*Set exercise*. Find each line with the string "brand" and copy it.

*Listing*.
+ + +

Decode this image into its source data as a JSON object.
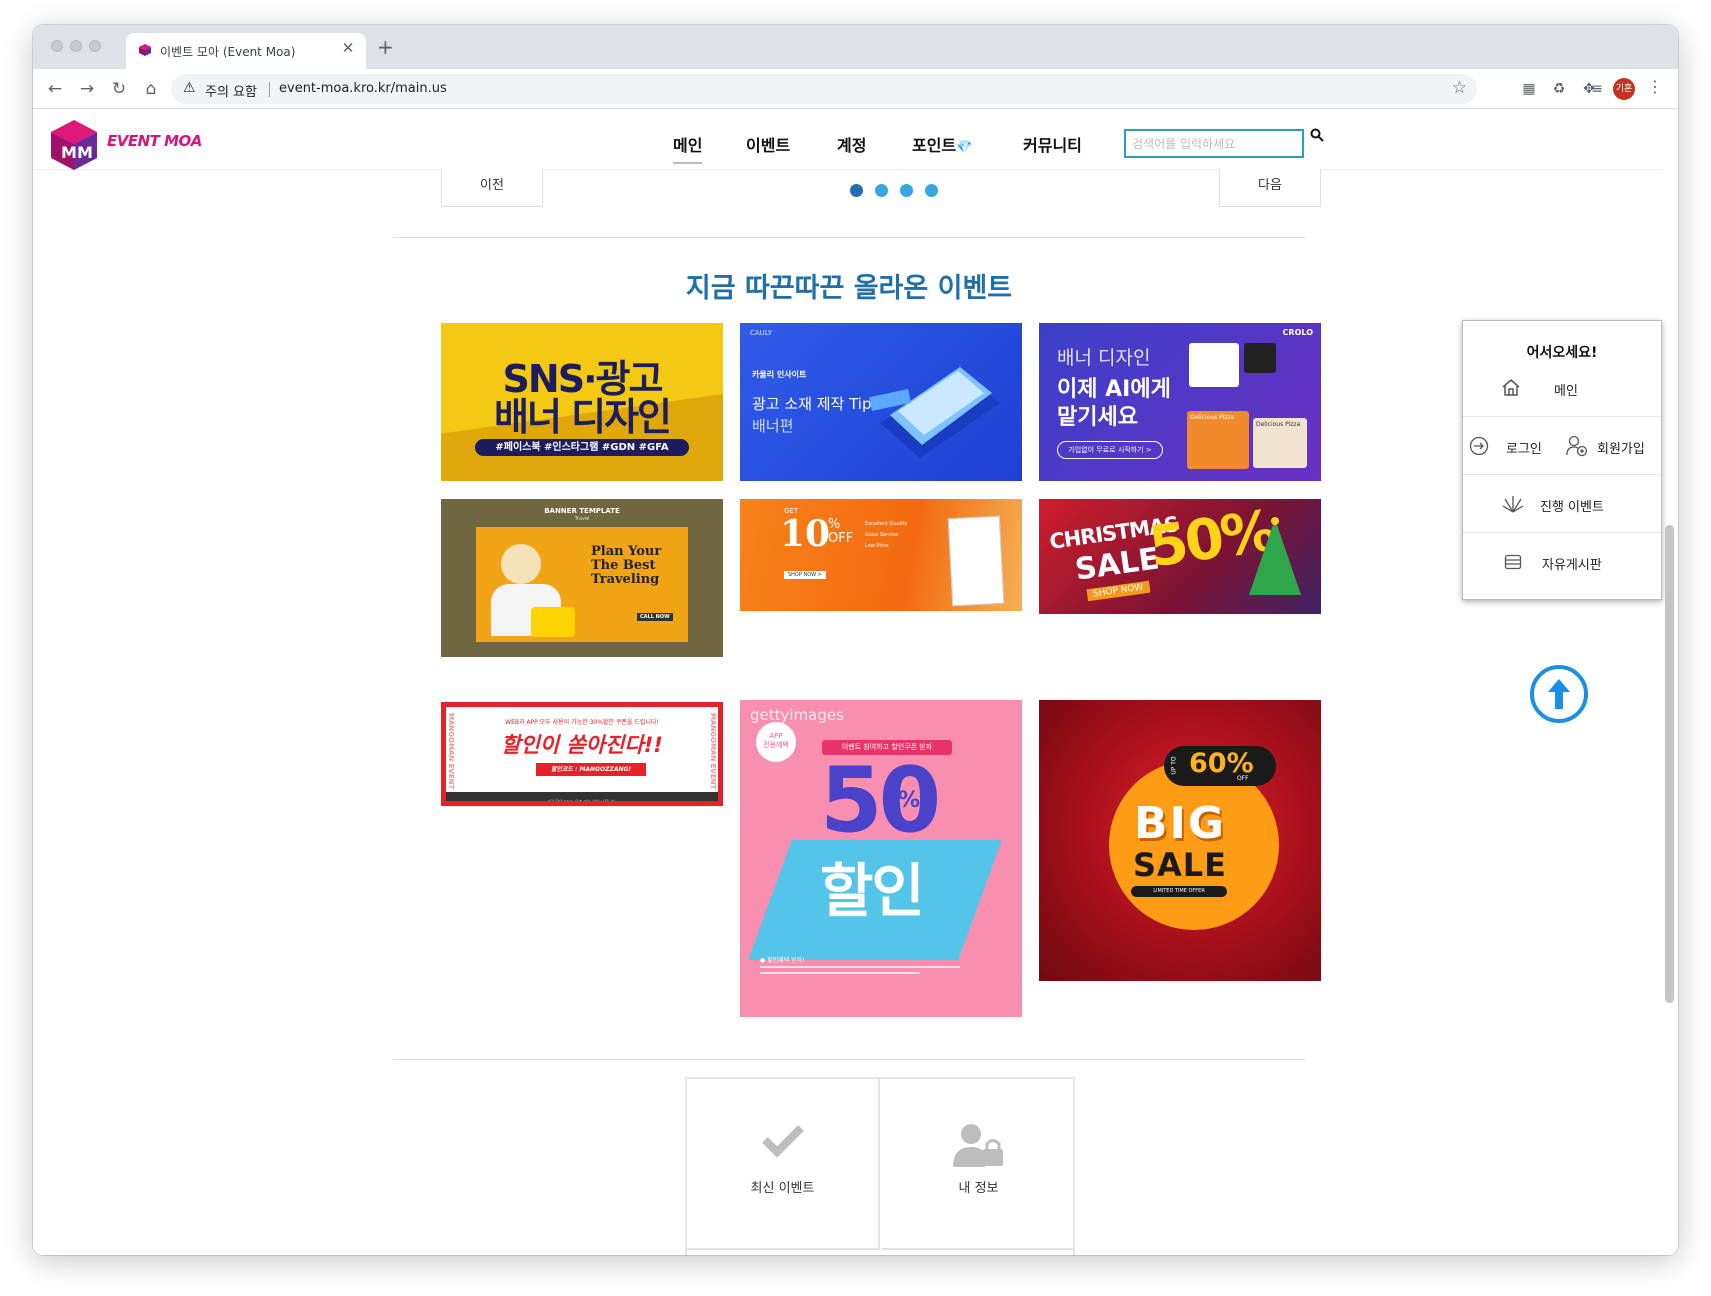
{
  "browser": {
    "tab_title": "이벤트 모아 (Event Moa)",
    "security_label": "주의 요함",
    "url": "event-moa.kro.kr/main.us",
    "avatar_text": "기훈"
  },
  "site": {
    "logo_text": "EVENT MOA",
    "nav": [
      "메인",
      "이벤트",
      "계정",
      "포인트",
      "커뮤니티"
    ],
    "search_placeholder": "검색어를 입력하세요"
  },
  "slider": {
    "prev_label": "이전",
    "next_label": "다음",
    "dots": 4,
    "active_dot": 0
  },
  "section_title": "지금 따끈따끈 올라온 이벤트",
  "banners": {
    "b1": {
      "line1": "SNS·광고",
      "line2": "배너 디자인",
      "tags": "#페이스북 #인스타그램 #GDN #GFA"
    },
    "b2": {
      "brand": "CAULY",
      "kicker": "카울리 인사이트",
      "title": "광고 소재 제작 Tip",
      "sub": "배너편"
    },
    "b3": {
      "brand": "CROLO",
      "line1": "배너 디자인",
      "line2": "이제 AI에게",
      "line3": "맡기세요",
      "cta": "가입없이 무료로 시작하기 >",
      "food1": "Delicious Pizza",
      "food2": "Delicious Pizza"
    },
    "b4": {
      "header": "BANNER TEMPLATE",
      "sub": "Travel",
      "title": "Plan Your The Best Traveling",
      "cta": "CALL NOW"
    },
    "b5": {
      "get": "GET",
      "pct": "10",
      "unit": "%",
      "off": "OFF",
      "bullets": [
        "Excellent Quality",
        "Good Service",
        "Low Price"
      ],
      "cta": "SHOP NOW >"
    },
    "b6": {
      "line1": "CHRISTMAS",
      "line2": "SALE",
      "pct": "50%",
      "cta": "SHOP NOW"
    },
    "b7": {
      "top": "WEB과 APP 모두 사용이 가능한 30%할인 쿠폰을 드립니다!",
      "title": "할인이 쏟아진다!!",
      "code": "할인코드 : MANGOZZANG!",
      "side_left": "MANGOMAN EVENT",
      "side_right": "MANGOMAN EVENT",
      "foot": "*각 할인코드는 우측 가능 여부 나옵니다"
    },
    "b8": {
      "brand": "gettyimages",
      "badge1": "APP",
      "badge2": "전용혜택",
      "ribbon": "이벤트 참여하고 할인쿠폰 받자",
      "big": "50",
      "pct": "%",
      "word": "할인",
      "note": "● 할인혜택 받자!"
    },
    "b9": {
      "upto": "UP TO",
      "pct": "60%",
      "off": "OFF",
      "big": "BIG",
      "sale": "SALE",
      "tag": "LIMITED TIME OFFER"
    }
  },
  "quick_links": [
    {
      "label": "최신 이벤트",
      "icon": "check-icon"
    },
    {
      "label": "내 정보",
      "icon": "user-lock-icon"
    }
  ],
  "side_panel": {
    "title": "어서오세요!",
    "main": "메인",
    "login": "로그인",
    "signup": "회원가입",
    "events": "진행 이벤트",
    "board": "자유게시판"
  },
  "colors": {
    "accent": "#1f6fa8",
    "search_border": "#2a9fba",
    "scroll_top": "#1a8fe5",
    "logo": "#d7137e"
  }
}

+ + +

*Written solution*.
      "brand": "CAULY",
      "brand": "CROLO",
      "brand": "gettyimages",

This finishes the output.